## Exercise
Return the entries verbatim and drop every picture.
--- Start Supplied information ---
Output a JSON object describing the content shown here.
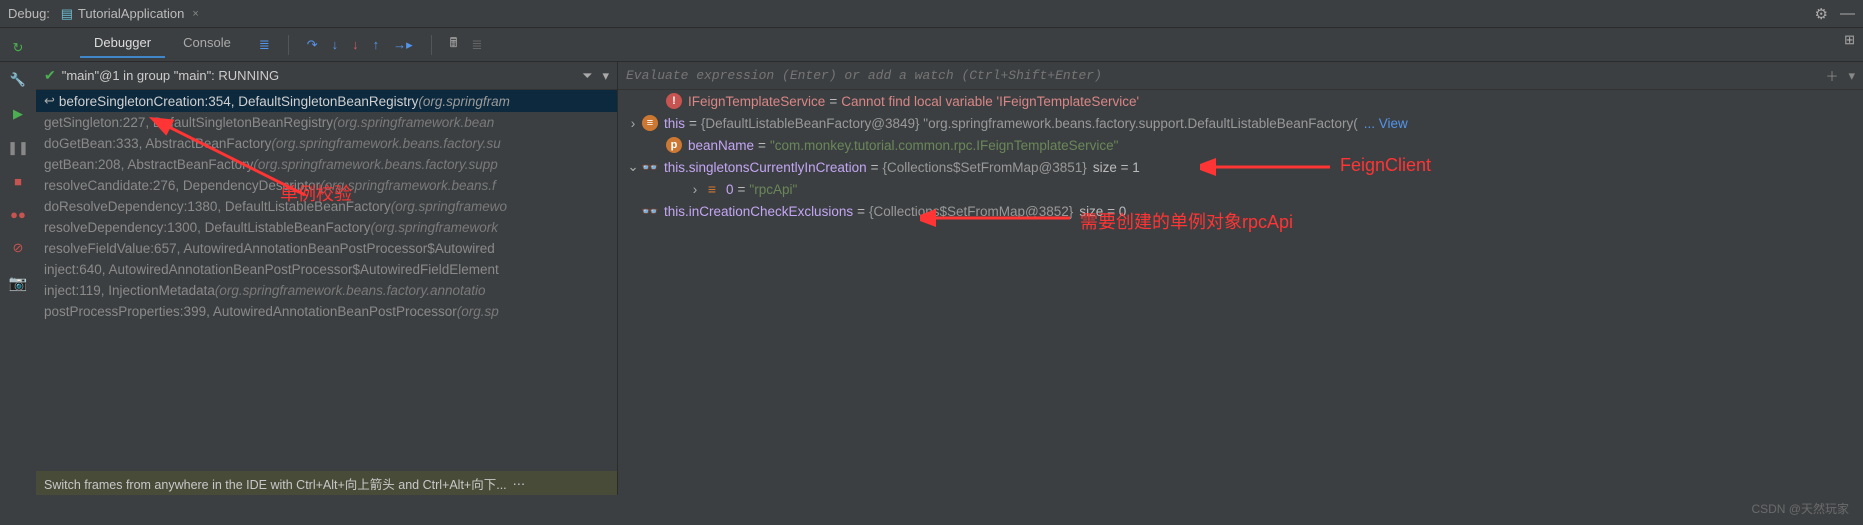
{
  "topbar": {
    "debug_label": "Debug:",
    "tab_title": "TutorialApplication",
    "close_x": "×"
  },
  "sub_tabs": {
    "debugger": "Debugger",
    "console": "Console"
  },
  "thread": {
    "text": "\"main\"@1 in group \"main\": RUNNING"
  },
  "frames": [
    {
      "selected": true,
      "has_back": true,
      "label": "beforeSingletonCreation:354, DefaultSingletonBeanRegistry",
      "pkg": "(org.springfram"
    },
    {
      "dim": true,
      "label": "getSingleton:227, DefaultSingletonBeanRegistry",
      "pkg": "(org.springframework.bean"
    },
    {
      "dim": true,
      "label": "doGetBean:333, AbstractBeanFactory",
      "pkg": "(org.springframework.beans.factory.su"
    },
    {
      "dim": true,
      "label": "getBean:208, AbstractBeanFactory",
      "pkg": "(org.springframework.beans.factory.supp"
    },
    {
      "dim": true,
      "label": "resolveCandidate:276, DependencyDescriptor",
      "pkg": "(org.springframework.beans.f"
    },
    {
      "dim": true,
      "label": "doResolveDependency:1380, DefaultListableBeanFactory",
      "pkg": "(org.springframewo"
    },
    {
      "dim": true,
      "label": "resolveDependency:1300, DefaultListableBeanFactory",
      "pkg": "(org.springframework"
    },
    {
      "dim": true,
      "label": "resolveFieldValue:657, AutowiredAnnotationBeanPostProcessor$Autowired",
      "pkg": ""
    },
    {
      "dim": true,
      "label": "inject:640, AutowiredAnnotationBeanPostProcessor$AutowiredFieldElement",
      "pkg": ""
    },
    {
      "dim": true,
      "label": "inject:119, InjectionMetadata",
      "pkg": "(org.springframework.beans.factory.annotatio"
    },
    {
      "dim": true,
      "label": "postProcessProperties:399, AutowiredAnnotationBeanPostProcessor",
      "pkg": "(org.sp"
    }
  ],
  "hint": "Switch frames from anywhere in the IDE with Ctrl+Alt+向上箭头 and Ctrl+Alt+向下...",
  "eval_placeholder": "Evaluate expression (Enter) or add a watch (Ctrl+Shift+Enter)",
  "vars": {
    "err_name": "IFeignTemplateService",
    "err_val": "Cannot find local variable 'IFeignTemplateService'",
    "this_name": "this",
    "this_type": "{DefaultListableBeanFactory@3849}",
    "this_str": "\"org.springframework.beans.factory.support.DefaultListableBeanFactory(",
    "view": "... View",
    "bean_name": "beanName",
    "bean_val": "\"com.monkey.tutorial.common.rpc.IFeignTemplateService\"",
    "sic_name": "this.singletonsCurrentlyInCreation",
    "sic_type": "{Collections$SetFromMap@3851}",
    "sic_size": "size = 1",
    "item0_name": "0",
    "item0_val": "\"rpcApi\"",
    "ice_name": "this.inCreationCheckExclusions",
    "ice_type": "{Collections$SetFromMap@3852}",
    "ice_size": "size = 0"
  },
  "annotations": {
    "a1": "单例校验",
    "a2": "FeignClient",
    "a3": "需要创建的单例对象rpcApi"
  },
  "watermark": "CSDN @天然玩家"
}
--- End Supplied information ---
## Task solution
Output a JSON object describing the content shown here.
{
  "topbar": {
    "debug_label": "Debug:",
    "tab_title": "TutorialApplication",
    "close_x": "×"
  },
  "sub_tabs": {
    "debugger": "Debugger",
    "console": "Console"
  },
  "thread": {
    "text": "\"main\"@1 in group \"main\": RUNNING"
  },
  "frames": [
    {
      "selected": true,
      "has_back": true,
      "label": "beforeSingletonCreation:354, DefaultSingletonBeanRegistry",
      "pkg": "(org.springfram"
    },
    {
      "dim": true,
      "label": "getSingleton:227, DefaultSingletonBeanRegistry",
      "pkg": "(org.springframework.bean"
    },
    {
      "dim": true,
      "label": "doGetBean:333, AbstractBeanFactory",
      "pkg": "(org.springframework.beans.factory.su"
    },
    {
      "dim": true,
      "label": "getBean:208, AbstractBeanFactory",
      "pkg": "(org.springframework.beans.factory.supp"
    },
    {
      "dim": true,
      "label": "resolveCandidate:276, DependencyDescriptor",
      "pkg": "(org.springframework.beans.f"
    },
    {
      "dim": true,
      "label": "doResolveDependency:1380, DefaultListableBeanFactory",
      "pkg": "(org.springframewo"
    },
    {
      "dim": true,
      "label": "resolveDependency:1300, DefaultListableBeanFactory",
      "pkg": "(org.springframework"
    },
    {
      "dim": true,
      "label": "resolveFieldValue:657, AutowiredAnnotationBeanPostProcessor$Autowired",
      "pkg": ""
    },
    {
      "dim": true,
      "label": "inject:640, AutowiredAnnotationBeanPostProcessor$AutowiredFieldElement",
      "pkg": ""
    },
    {
      "dim": true,
      "label": "inject:119, InjectionMetadata",
      "pkg": "(org.springframework.beans.factory.annotatio"
    },
    {
      "dim": true,
      "label": "postProcessProperties:399, AutowiredAnnotationBeanPostProcessor",
      "pkg": "(org.sp"
    }
  ],
  "hint": "Switch frames from anywhere in the IDE with Ctrl+Alt+向上箭头 and Ctrl+Alt+向下...",
  "eval_placeholder": "Evaluate expression (Enter) or add a watch (Ctrl+Shift+Enter)",
  "vars": {
    "err_name": "IFeignTemplateService",
    "err_val": "Cannot find local variable 'IFeignTemplateService'",
    "this_name": "this",
    "this_type": "{DefaultListableBeanFactory@3849}",
    "this_str": "\"org.springframework.beans.factory.support.DefaultListableBeanFactory(",
    "view": "... View",
    "bean_name": "beanName",
    "bean_val": "\"com.monkey.tutorial.common.rpc.IFeignTemplateService\"",
    "sic_name": "this.singletonsCurrentlyInCreation",
    "sic_type": "{Collections$SetFromMap@3851}",
    "sic_size": "size = 1",
    "item0_name": "0",
    "item0_val": "\"rpcApi\"",
    "ice_name": "this.inCreationCheckExclusions",
    "ice_type": "{Collections$SetFromMap@3852}",
    "ice_size": "size = 0"
  },
  "annotations": {
    "a1": "单例校验",
    "a2": "FeignClient",
    "a3": "需要创建的单例对象rpcApi"
  },
  "watermark": "CSDN @天然玩家"
}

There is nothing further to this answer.